# Required task
Work out how many lines hold the string "SmartArt". The answer is a single number, nothing more.
-- start Records to process --
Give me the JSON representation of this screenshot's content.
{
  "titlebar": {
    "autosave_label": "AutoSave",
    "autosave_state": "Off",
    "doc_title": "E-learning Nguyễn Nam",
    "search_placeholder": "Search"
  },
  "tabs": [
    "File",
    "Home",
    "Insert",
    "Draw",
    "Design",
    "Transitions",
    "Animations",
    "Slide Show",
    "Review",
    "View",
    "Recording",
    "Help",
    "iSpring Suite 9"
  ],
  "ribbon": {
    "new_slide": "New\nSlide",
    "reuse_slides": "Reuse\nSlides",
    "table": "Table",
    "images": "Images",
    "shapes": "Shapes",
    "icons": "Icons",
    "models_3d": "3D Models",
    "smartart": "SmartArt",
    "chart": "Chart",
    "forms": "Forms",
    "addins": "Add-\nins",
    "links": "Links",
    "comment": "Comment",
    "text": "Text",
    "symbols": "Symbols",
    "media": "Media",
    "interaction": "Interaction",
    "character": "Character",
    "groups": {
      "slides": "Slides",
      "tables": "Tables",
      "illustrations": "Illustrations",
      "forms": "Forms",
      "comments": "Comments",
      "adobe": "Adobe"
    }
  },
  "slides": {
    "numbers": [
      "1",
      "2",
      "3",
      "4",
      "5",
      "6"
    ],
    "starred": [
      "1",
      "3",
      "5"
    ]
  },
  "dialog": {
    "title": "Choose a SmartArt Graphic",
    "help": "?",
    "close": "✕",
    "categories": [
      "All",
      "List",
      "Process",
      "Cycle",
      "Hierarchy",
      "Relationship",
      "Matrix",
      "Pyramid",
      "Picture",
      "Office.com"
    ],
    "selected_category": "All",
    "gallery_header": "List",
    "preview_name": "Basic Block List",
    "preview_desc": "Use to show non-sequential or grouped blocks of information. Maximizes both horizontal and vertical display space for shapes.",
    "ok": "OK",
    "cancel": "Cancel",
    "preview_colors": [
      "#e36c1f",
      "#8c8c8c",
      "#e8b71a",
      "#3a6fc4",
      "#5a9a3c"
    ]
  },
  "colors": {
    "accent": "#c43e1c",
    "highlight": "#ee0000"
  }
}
-- end Records to process --
# Final result
2